>> Start Data shown

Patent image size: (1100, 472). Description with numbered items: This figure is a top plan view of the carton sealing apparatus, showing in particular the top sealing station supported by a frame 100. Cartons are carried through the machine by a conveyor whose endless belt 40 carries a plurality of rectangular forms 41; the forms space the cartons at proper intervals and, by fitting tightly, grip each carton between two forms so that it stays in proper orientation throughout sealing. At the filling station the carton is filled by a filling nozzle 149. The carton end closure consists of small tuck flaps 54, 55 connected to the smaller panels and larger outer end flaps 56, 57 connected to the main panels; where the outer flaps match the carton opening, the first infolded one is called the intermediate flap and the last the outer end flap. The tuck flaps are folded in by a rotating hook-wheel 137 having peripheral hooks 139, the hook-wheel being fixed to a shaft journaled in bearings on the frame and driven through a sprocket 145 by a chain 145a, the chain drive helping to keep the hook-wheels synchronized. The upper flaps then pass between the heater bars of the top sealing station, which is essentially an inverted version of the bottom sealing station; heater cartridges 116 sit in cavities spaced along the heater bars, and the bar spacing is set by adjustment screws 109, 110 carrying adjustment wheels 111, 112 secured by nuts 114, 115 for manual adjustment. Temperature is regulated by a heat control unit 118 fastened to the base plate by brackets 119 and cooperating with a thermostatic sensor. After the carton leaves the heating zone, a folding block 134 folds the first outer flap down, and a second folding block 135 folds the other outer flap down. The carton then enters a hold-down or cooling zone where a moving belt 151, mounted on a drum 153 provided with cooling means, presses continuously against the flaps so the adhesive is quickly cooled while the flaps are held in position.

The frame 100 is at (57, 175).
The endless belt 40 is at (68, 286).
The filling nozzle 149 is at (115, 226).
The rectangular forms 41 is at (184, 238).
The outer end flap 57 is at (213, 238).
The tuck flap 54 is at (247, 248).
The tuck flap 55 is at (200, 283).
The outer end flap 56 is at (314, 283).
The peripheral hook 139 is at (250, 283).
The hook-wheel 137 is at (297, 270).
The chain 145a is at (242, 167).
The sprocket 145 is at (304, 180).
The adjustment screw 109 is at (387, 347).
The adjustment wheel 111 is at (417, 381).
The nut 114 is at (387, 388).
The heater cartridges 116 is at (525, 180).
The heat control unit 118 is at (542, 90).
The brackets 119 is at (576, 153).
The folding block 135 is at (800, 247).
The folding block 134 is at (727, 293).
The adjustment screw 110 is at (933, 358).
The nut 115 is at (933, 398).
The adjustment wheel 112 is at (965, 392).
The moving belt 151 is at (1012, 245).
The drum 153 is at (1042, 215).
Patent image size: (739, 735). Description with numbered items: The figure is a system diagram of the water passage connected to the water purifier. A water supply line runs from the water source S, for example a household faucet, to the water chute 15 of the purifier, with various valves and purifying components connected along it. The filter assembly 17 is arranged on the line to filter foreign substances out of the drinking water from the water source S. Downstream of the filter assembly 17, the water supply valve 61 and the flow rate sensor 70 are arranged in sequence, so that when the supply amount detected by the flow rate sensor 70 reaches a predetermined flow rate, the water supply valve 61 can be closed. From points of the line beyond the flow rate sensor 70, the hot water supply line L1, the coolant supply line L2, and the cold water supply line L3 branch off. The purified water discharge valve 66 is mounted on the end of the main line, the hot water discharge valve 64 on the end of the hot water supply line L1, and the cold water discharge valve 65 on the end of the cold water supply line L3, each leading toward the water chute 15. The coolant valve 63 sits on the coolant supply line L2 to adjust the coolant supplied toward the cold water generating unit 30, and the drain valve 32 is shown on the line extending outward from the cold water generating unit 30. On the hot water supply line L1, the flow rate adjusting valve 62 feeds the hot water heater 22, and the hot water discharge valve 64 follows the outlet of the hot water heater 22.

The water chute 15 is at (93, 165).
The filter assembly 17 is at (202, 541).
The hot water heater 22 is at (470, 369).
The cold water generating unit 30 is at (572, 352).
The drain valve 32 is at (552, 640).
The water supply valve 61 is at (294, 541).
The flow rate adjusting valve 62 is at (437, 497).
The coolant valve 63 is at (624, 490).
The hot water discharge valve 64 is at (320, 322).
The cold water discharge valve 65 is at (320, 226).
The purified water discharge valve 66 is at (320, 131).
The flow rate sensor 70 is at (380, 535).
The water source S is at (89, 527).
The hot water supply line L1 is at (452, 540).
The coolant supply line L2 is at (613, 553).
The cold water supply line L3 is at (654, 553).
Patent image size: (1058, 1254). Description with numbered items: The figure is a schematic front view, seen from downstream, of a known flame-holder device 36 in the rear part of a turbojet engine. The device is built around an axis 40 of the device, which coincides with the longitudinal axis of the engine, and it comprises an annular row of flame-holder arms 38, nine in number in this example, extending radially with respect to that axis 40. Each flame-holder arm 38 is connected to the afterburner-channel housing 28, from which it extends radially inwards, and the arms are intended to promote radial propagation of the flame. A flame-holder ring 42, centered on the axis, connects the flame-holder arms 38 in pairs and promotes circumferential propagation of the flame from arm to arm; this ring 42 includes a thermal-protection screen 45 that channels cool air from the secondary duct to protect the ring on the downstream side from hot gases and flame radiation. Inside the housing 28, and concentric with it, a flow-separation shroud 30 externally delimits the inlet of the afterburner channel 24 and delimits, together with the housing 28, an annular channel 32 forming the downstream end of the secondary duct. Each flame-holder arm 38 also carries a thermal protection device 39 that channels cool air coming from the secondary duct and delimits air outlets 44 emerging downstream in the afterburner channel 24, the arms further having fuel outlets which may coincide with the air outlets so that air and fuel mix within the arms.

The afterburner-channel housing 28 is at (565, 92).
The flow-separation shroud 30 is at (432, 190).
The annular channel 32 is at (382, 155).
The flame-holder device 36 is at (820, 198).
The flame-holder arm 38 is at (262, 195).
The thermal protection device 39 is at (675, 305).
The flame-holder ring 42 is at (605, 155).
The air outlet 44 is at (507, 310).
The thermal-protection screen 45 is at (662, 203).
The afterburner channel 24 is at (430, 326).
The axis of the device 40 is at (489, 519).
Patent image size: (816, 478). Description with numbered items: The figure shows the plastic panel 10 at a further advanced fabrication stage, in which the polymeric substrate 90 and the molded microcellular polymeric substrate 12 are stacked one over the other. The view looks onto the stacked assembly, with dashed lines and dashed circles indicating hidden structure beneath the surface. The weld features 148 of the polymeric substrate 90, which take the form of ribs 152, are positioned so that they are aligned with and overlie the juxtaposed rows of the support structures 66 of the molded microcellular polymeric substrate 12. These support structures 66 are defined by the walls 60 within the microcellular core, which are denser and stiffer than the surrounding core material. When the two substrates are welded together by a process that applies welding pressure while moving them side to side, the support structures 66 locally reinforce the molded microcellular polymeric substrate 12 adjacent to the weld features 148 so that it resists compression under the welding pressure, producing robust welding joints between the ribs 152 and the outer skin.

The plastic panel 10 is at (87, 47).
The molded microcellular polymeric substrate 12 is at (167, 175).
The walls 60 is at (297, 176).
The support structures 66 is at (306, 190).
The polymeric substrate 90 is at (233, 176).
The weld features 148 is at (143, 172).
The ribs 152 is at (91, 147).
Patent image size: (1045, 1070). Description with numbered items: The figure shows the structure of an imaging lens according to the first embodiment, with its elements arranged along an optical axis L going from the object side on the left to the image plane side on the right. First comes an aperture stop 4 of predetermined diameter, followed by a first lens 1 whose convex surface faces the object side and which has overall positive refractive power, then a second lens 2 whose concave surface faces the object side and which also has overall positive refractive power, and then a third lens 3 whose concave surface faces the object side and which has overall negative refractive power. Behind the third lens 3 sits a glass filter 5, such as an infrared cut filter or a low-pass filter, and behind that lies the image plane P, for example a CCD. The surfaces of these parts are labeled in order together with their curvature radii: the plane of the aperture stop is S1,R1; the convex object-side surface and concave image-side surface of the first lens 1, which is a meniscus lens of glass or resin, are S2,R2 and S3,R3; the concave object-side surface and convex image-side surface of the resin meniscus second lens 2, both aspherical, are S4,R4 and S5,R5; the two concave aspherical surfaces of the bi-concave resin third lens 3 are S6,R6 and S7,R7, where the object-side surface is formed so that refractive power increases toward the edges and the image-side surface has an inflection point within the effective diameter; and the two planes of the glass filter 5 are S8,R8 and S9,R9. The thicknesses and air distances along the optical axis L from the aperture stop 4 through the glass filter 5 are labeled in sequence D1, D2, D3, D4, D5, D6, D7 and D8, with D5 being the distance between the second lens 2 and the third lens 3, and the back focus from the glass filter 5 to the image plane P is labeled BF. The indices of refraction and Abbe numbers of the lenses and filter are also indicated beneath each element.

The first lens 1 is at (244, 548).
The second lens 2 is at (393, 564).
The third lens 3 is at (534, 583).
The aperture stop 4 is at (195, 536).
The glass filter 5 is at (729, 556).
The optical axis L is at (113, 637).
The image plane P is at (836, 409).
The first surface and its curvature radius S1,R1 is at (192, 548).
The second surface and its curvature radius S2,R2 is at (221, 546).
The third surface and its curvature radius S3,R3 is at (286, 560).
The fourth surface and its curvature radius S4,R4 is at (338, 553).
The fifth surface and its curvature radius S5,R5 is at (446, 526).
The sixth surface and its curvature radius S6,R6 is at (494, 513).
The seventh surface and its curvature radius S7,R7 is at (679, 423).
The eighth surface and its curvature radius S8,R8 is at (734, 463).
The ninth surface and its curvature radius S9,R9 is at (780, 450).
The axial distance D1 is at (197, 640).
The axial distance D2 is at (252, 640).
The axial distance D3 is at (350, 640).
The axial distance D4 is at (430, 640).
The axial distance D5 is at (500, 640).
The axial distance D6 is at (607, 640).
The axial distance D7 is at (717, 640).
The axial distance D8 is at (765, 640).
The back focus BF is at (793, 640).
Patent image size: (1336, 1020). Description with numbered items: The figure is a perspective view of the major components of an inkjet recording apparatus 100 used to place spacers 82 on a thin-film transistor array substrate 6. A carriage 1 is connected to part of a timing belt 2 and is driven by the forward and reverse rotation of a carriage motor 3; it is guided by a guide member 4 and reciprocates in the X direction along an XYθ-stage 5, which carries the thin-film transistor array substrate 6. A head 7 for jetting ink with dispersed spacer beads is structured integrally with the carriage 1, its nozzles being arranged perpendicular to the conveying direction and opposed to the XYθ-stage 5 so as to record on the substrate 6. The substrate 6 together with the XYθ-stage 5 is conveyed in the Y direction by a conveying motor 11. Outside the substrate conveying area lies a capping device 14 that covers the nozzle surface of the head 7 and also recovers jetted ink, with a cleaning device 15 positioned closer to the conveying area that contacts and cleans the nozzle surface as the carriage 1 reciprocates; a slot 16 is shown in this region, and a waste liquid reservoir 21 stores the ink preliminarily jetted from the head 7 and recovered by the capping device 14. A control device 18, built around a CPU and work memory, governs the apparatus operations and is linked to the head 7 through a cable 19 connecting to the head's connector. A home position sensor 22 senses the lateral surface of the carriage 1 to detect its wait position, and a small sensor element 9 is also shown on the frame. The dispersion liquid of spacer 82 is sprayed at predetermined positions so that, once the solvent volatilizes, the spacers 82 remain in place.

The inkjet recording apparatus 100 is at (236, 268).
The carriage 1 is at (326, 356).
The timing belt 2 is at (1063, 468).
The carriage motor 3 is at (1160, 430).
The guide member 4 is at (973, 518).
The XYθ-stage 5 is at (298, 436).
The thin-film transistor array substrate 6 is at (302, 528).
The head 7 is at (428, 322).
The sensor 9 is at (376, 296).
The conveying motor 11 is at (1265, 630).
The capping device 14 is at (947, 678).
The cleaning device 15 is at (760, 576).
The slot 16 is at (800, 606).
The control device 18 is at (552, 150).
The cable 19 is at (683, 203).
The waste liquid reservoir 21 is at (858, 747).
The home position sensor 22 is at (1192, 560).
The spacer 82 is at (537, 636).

>> End Data shown

**Written task:**
Render the lines between the one holding "Patent image size: (739, 735)." and the one holding "The hot water discharge valve 64 is", both included, as a Markdown table with the columns Row and Line. Skip any blank lines.

**In response:**
| Row | Line |
|---|---|
| 1 | Patent image size: (739, 735). Description with numbered items: The figure is a system diagram of the water passage connected to the water purifier. A water supply line runs from the water source S, for example a household faucet, to the water chute 15 of the purifier, with various valves and purifying components connected along it. The filter assembly 17 is arranged on the line to filter foreign substances out of the drinking water from the water source S. Downstream of the filter assembly 17, the water supply valve 61 and the flow rate sensor 70 are arranged in sequence, so that when the supply amount detected by the flow rate sensor 70 reaches a predetermined flow rate, the water supply valve 61 can be closed. From points of the line beyond the flow rate sensor 70, the hot water supply line L1, the coolant supply line L2, and the cold water supply line L3 branch off. The purified water discharge valve 66 is mounted on the end of the main line, the hot water discharge valve 64 on the end of the hot water supply line L1, and the cold water discharge valve 65 on the end of the cold water supply line L3, each leading toward the water chute 15. The coolant valve 63 sits on the coolant supply line L2 to adjust the coolant supplied toward the cold water generating unit 30, and the drain valve 32 is shown on the line extending outward from the cold water generating unit 30. On the hot water supply line L1, the flow rate adjusting valve 62 feeds the hot water heater 22, and the hot water discharge valve 64 follows the outlet of the hot water heater 22. |
| 2 | The water chute 15 is at (93, 165). |
| 3 | The filter assembly 17 is at (202, 541). |
| 4 | The hot water heater 22 is at (470, 369). |
| 5 | The cold water generating unit 30 is at (572, 352). |
| 6 | The drain valve 32 is at (552, 640). |
| 7 | The water supply valve 61 is at (294, 541). |
| 8 | The flow rate adjusting valve 62 is at (437, 497). |
| 9 | The coolant valve 63 is at (624, 490). |
| 10 | The hot water discharge valve 64 is at (320, 322). |